**Short task**
Look through the material below for "mean". Copy every line that contains it.

**Data lines**

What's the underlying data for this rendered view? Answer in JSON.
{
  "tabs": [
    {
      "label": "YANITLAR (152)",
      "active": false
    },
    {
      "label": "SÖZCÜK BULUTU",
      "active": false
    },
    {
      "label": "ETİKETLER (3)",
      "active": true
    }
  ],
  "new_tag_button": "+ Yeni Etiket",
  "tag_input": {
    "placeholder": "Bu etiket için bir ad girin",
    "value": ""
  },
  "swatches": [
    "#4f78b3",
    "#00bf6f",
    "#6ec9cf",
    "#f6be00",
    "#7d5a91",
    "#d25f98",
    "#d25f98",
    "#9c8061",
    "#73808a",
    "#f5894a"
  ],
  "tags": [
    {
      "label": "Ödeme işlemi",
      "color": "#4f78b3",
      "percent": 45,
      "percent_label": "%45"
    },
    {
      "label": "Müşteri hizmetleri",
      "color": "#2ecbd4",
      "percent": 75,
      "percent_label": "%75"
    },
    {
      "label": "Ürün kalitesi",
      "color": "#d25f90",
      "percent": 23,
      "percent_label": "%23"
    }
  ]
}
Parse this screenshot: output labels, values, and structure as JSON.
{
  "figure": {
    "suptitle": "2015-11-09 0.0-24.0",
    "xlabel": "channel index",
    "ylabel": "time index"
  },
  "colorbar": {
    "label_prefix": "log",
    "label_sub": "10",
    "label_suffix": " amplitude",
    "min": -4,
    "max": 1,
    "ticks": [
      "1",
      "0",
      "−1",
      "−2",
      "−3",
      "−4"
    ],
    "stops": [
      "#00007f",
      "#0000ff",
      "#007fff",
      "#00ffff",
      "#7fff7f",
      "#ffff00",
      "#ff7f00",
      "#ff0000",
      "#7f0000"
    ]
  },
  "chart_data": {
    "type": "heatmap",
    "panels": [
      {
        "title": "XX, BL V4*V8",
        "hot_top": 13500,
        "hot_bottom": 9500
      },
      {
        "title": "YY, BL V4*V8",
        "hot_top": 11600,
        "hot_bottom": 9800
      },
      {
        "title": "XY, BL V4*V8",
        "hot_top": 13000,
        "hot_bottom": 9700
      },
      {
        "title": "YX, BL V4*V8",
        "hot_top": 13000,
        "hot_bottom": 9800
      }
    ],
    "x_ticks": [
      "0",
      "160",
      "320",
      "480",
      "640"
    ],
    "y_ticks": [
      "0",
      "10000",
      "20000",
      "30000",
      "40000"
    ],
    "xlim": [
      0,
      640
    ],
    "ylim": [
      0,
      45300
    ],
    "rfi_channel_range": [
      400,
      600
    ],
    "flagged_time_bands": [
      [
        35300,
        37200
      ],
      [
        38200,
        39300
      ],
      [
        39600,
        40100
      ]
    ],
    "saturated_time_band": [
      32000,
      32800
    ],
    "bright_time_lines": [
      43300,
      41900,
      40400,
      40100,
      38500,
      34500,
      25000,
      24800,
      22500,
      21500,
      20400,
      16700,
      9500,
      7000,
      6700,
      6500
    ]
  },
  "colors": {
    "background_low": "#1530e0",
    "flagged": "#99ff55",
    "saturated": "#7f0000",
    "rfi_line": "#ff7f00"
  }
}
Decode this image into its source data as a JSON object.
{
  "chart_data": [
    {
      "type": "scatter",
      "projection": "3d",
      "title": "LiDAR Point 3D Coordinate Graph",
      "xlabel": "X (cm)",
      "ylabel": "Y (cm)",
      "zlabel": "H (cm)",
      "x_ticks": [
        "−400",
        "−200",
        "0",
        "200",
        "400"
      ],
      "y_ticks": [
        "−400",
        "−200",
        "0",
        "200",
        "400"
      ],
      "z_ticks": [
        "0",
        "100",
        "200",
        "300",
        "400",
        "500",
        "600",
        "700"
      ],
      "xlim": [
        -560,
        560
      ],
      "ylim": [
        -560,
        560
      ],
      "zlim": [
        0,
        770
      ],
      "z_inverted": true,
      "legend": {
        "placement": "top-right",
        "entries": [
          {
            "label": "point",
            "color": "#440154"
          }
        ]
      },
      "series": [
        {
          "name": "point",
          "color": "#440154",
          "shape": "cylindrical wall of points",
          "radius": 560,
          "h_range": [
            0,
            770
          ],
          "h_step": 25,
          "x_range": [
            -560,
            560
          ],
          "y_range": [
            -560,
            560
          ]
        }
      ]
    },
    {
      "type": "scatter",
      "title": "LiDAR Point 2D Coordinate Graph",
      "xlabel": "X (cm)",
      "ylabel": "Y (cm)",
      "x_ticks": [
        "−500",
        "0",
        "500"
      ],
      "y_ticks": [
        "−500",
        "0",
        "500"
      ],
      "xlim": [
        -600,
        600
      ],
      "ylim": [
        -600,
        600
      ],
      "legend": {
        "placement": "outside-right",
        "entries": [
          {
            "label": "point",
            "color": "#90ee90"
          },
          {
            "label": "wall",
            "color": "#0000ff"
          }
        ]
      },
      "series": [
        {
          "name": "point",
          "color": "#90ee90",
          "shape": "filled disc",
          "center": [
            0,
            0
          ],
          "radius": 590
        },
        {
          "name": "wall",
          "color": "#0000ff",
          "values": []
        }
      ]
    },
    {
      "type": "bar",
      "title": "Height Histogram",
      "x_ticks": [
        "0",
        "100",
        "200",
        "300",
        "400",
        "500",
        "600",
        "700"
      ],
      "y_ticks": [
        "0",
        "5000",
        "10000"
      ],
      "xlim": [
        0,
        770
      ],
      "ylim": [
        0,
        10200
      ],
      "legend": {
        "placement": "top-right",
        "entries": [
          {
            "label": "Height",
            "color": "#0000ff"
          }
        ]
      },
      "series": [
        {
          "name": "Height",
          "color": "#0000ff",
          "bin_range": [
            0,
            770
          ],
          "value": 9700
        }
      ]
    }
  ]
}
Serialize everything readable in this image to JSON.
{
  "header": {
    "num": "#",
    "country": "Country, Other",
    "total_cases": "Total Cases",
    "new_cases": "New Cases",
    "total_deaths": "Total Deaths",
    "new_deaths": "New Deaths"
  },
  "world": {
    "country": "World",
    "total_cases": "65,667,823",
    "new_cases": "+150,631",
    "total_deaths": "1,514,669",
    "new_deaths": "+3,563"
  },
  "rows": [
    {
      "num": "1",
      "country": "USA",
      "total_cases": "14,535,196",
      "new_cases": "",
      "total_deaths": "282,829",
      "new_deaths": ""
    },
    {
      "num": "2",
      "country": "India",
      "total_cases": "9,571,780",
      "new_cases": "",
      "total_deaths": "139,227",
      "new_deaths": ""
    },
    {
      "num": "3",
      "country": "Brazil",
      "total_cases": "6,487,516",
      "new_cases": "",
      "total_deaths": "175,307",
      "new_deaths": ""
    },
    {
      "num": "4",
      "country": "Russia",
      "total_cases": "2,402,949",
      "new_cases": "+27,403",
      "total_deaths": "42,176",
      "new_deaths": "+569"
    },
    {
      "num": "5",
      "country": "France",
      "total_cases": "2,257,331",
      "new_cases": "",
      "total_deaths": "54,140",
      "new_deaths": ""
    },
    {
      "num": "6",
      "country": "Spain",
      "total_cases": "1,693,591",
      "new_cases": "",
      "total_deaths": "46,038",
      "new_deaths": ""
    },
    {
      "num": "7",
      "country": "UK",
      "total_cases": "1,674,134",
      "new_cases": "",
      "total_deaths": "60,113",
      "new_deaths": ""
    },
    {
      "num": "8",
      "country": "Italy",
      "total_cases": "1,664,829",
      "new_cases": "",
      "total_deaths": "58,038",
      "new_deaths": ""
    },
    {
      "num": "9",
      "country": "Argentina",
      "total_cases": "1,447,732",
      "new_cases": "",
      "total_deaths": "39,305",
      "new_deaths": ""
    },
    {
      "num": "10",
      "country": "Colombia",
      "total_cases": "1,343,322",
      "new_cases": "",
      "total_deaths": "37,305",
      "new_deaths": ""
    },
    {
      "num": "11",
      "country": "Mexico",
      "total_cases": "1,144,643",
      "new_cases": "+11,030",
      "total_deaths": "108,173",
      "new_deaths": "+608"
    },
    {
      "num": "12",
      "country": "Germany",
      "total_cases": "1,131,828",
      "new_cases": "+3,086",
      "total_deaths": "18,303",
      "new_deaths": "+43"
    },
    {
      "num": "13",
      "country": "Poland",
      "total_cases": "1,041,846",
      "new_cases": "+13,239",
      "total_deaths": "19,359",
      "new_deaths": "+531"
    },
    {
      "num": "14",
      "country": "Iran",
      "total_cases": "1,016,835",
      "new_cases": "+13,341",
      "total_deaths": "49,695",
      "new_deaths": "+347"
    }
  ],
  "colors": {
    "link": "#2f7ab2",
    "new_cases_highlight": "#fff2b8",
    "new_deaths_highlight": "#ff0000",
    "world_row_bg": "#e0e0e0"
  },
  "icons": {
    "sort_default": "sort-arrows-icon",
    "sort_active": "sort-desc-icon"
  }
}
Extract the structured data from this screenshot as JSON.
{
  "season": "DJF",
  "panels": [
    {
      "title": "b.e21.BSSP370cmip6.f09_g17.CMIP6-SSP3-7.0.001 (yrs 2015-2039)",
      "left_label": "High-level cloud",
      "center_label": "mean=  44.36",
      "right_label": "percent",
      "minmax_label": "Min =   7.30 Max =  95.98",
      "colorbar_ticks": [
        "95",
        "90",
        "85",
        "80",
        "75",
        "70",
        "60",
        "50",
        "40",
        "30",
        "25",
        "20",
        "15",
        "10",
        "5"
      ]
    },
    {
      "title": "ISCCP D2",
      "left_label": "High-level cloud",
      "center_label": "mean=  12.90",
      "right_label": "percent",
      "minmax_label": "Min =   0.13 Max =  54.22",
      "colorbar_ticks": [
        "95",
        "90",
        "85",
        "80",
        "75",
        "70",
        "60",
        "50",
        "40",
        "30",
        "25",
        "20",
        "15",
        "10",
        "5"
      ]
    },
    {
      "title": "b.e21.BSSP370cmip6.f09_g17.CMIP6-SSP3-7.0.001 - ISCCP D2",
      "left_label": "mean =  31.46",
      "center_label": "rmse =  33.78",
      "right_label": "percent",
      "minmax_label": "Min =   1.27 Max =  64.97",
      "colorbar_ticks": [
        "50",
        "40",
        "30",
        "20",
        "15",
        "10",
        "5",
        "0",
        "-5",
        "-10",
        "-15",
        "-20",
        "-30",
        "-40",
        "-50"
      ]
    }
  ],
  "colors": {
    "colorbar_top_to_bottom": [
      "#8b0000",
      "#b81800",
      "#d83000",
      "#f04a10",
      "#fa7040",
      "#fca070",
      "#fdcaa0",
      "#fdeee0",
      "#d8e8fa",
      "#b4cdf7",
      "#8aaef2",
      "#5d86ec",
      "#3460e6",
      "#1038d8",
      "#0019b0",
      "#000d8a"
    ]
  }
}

**Problem solution**
      "center_label": "mean=  44.36",
      "center_label": "mean=  12.90",
      "left_label": "mean =  31.46",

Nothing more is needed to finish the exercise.